Data records:
• • • • •
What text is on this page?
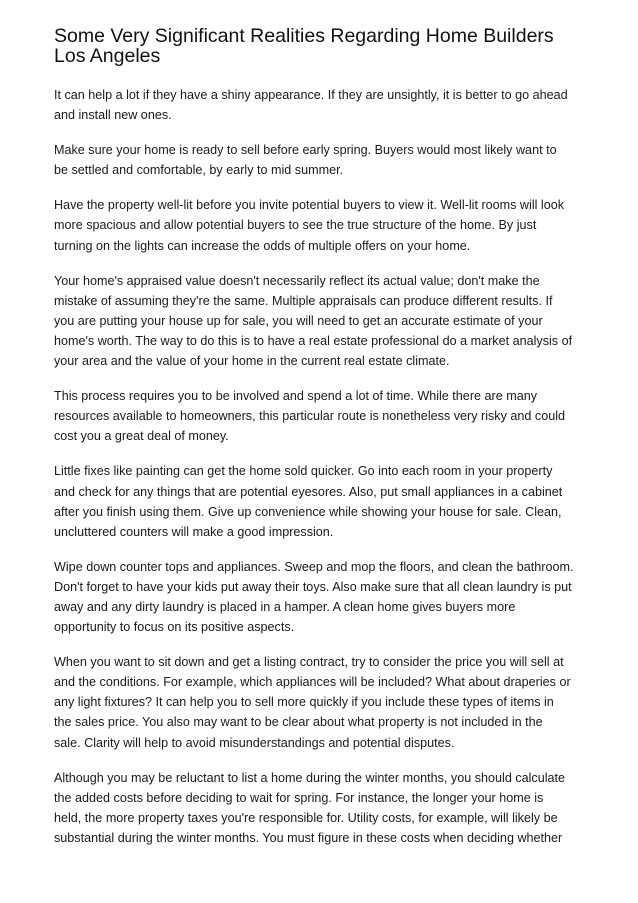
Some Very Significant Realities Regarding Home Builders
Los Angeles

It can help a lot if they have a shiny appearance. If they are unsightly, it is better to go ahead
and install new ones.

Make sure your home is ready to sell before early spring. Buyers would most likely want to
be settled and comfortable, by early to mid summer.

Have the property well-lit before you invite potential buyers to view it. Well-lit rooms will look
more spacious and allow potential buyers to see the true structure of the home. By just
turning on the lights can increase the odds of multiple offers on your home.

Your home's appraised value doesn't necessarily reflect its actual value; don't make the
mistake of assuming they're the same. Multiple appraisals can produce different results. If
you are putting your house up for sale, you will need to get an accurate estimate of your
home's worth. The way to do this is to have a real estate professional do a market analysis of
your area and the value of your home in the current real estate climate.

This process requires you to be involved and spend a lot of time. While there are many
resources available to homeowners, this particular route is nonetheless very risky and could
cost you a great deal of money.

Little fixes like painting can get the home sold quicker. Go into each room in your property
and check for any things that are potential eyesores. Also, put small appliances in a cabinet
after you finish using them. Give up convenience while showing your house for sale. Clean,
uncluttered counters will make a good impression.

Wipe down counter tops and appliances. Sweep and mop the floors, and clean the bathroom.
Don't forget to have your kids put away their toys. Also make sure that all clean laundry is put
away and any dirty laundry is placed in a hamper. A clean home gives buyers more
opportunity to focus on its positive aspects.

When you want to sit down and get a listing contract, try to consider the price you will sell at
and the conditions. For example, which appliances will be included? What about draperies or
any light fixtures? It can help you to sell more quickly if you include these types of items in
the sales price. You also may want to be clear about what property is not included in the
sale. Clarity will help to avoid misunderstandings and potential disputes.

Although you may be reluctant to list a home during the winter months, you should calculate
the added costs before deciding to wait for spring. For instance, the longer your home is
held, the more property taxes you're responsible for. Utility costs, for example, will likely be
substantial during the winter months. You must figure in these costs when deciding whether
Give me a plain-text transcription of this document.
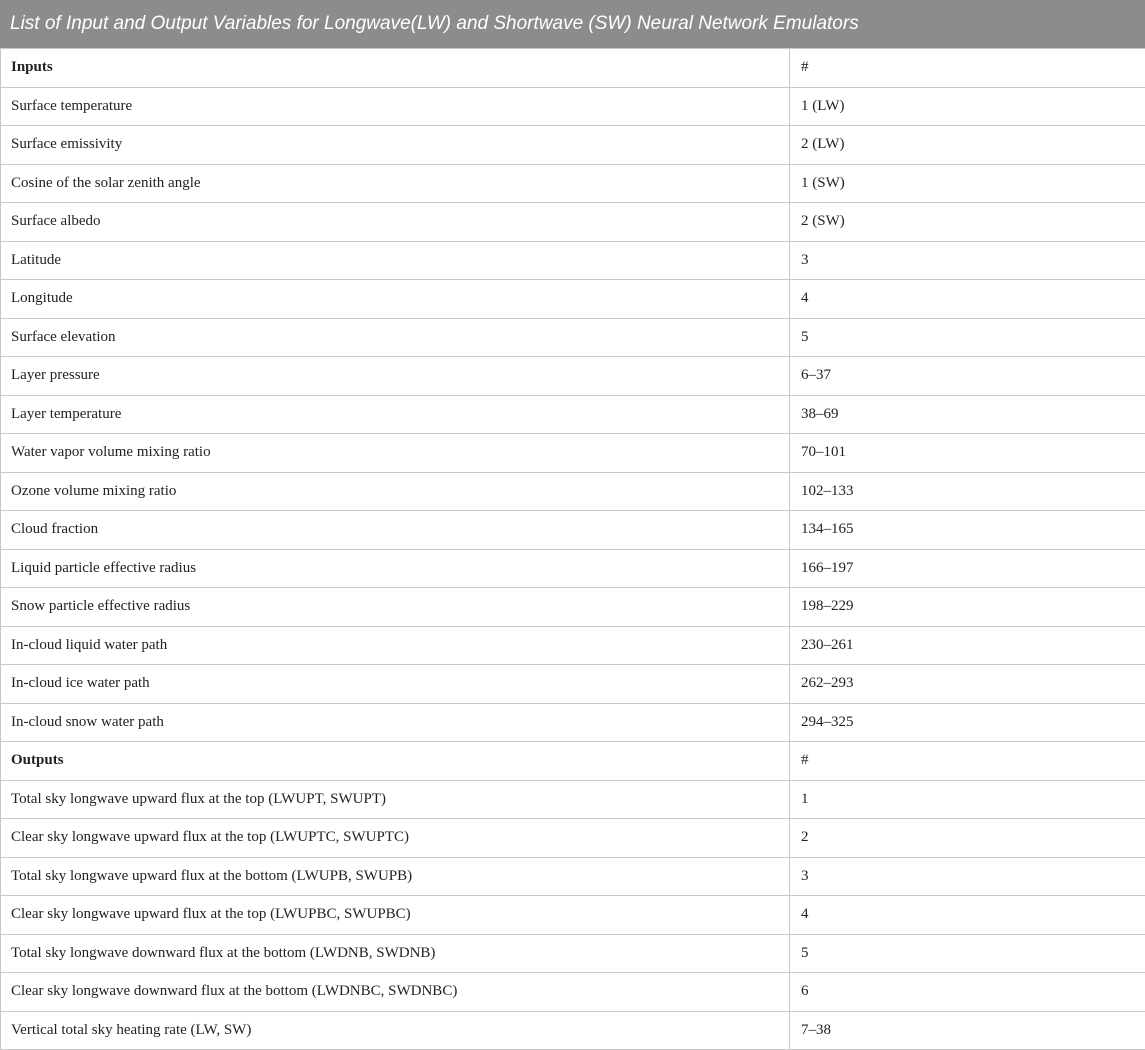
List of Input and Output Variables for Longwave(LW) and Shortwave (SW) Neural Network Emulators
Inputs	#
Surface temperature	1 (LW)
Surface emissivity	2 (LW)
Cosine of the solar zenith angle	1 (SW)
Surface albedo	2 (SW)
Latitude	3
Longitude	4
Surface elevation	5
Layer pressure	6–37
Layer temperature	38–69
Water vapor volume mixing ratio	70–101
Ozone volume mixing ratio	102–133
Cloud fraction	134–165
Liquid particle effective radius	166–197
Snow particle effective radius	198–229
In-cloud liquid water path	230–261
In-cloud ice water path	262–293
In-cloud snow water path	294–325
Outputs	#
Total sky longwave upward flux at the top (LWUPT, SWUPT)	1
Clear sky longwave upward flux at the top (LWUPTC, SWUPTC)	2
Total sky longwave upward flux at the bottom (LWUPB, SWUPB)	3
Clear sky longwave upward flux at the top (LWUPBC, SWUPBC)	4
Total sky longwave downward flux at the bottom (LWDNB, SWDNB)	5
Clear sky longwave downward flux at the bottom (LWDNBC, SWDNBC)	6
Vertical total sky heating rate (LW, SW)	7–38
• • • • •
Each entry gets copied exactly; the pictures stay out.

What text is on this page?
Some Very Significant Realities Regarding Home Builders
Los Angeles

It can help a lot if they have a shiny appearance. If they are unsightly, it is better to go ahead
and install new ones.

Make sure your home is ready to sell before early spring. Buyers would most likely want to
be settled and comfortable, by early to mid summer.

Have the property well-lit before you invite potential buyers to view it. Well-lit rooms will look
more spacious and allow potential buyers to see the true structure of the home. By just
turning on the lights can increase the odds of multiple offers on your home.

Your home's appraised value doesn't necessarily reflect its actual value; don't make the
mistake of assuming they're the same. Multiple appraisals can produce different results. If
you are putting your house up for sale, you will need to get an accurate estimate of your
home's worth. The way to do this is to have a real estate professional do a market analysis of
your area and the value of your home in the current real estate climate.

This process requires you to be involved and spend a lot of time. While there are many
resources available to homeowners, this particular route is nonetheless very risky and could
cost you a great deal of money.

Little fixes like painting can get the home sold quicker. Go into each room in your property
and check for any things that are potential eyesores. Also, put small appliances in a cabinet
after you finish using them. Give up convenience while showing your house for sale. Clean,
uncluttered counters will make a good impression.

Wipe down counter tops and appliances. Sweep and mop the floors, and clean the bathroom.
Don't forget to have your kids put away their toys. Also make sure that all clean laundry is put
away and any dirty laundry is placed in a hamper. A clean home gives buyers more
opportunity to focus on its positive aspects.

When you want to sit down and get a listing contract, try to consider the price you will sell at
and the conditions. For example, which appliances will be included? What about draperies or
any light fixtures? It can help you to sell more quickly if you include these types of items in
the sales price. You also may want to be clear about what property is not included in the
sale. Clarity will help to avoid misunderstandings and potential disputes.

Although you may be reluctant to list a home during the winter months, you should calculate
the added costs before deciding to wait for spring. For instance, the longer your home is
held, the more property taxes you're responsible for. Utility costs, for example, will likely be
substantial during the winter months. You must figure in these costs when deciding whether
Give me a plain-text transcription of this document.
List of Input and Output Variables for Longwave(LW) and Shortwave (SW) Neural Network Emulators
Inputs	#
Surface temperature	1 (LW)
Surface emissivity	2 (LW)
Cosine of the solar zenith angle	1 (SW)
Surface albedo	2 (SW)
Latitude	3
Longitude	4
Surface elevation	5
Layer pressure	6–37
Layer temperature	38–69
Water vapor volume mixing ratio	70–101
Ozone volume mixing ratio	102–133
Cloud fraction	134–165
Liquid particle effective radius	166–197
Snow particle effective radius	198–229
In-cloud liquid water path	230–261
In-cloud ice water path	262–293
In-cloud snow water path	294–325
Outputs	#
Total sky longwave upward flux at the top (LWUPT, SWUPT)	1
Clear sky longwave upward flux at the top (LWUPTC, SWUPTC)	2
Total sky longwave upward flux at the bottom (LWUPB, SWUPB)	3
Clear sky longwave upward flux at the top (LWUPBC, SWUPBC)	4
Total sky longwave downward flux at the bottom (LWDNB, SWDNB)	5
Clear sky longwave downward flux at the bottom (LWDNBC, SWDNBC)	6
Vertical total sky heating rate (LW, SW)	7–38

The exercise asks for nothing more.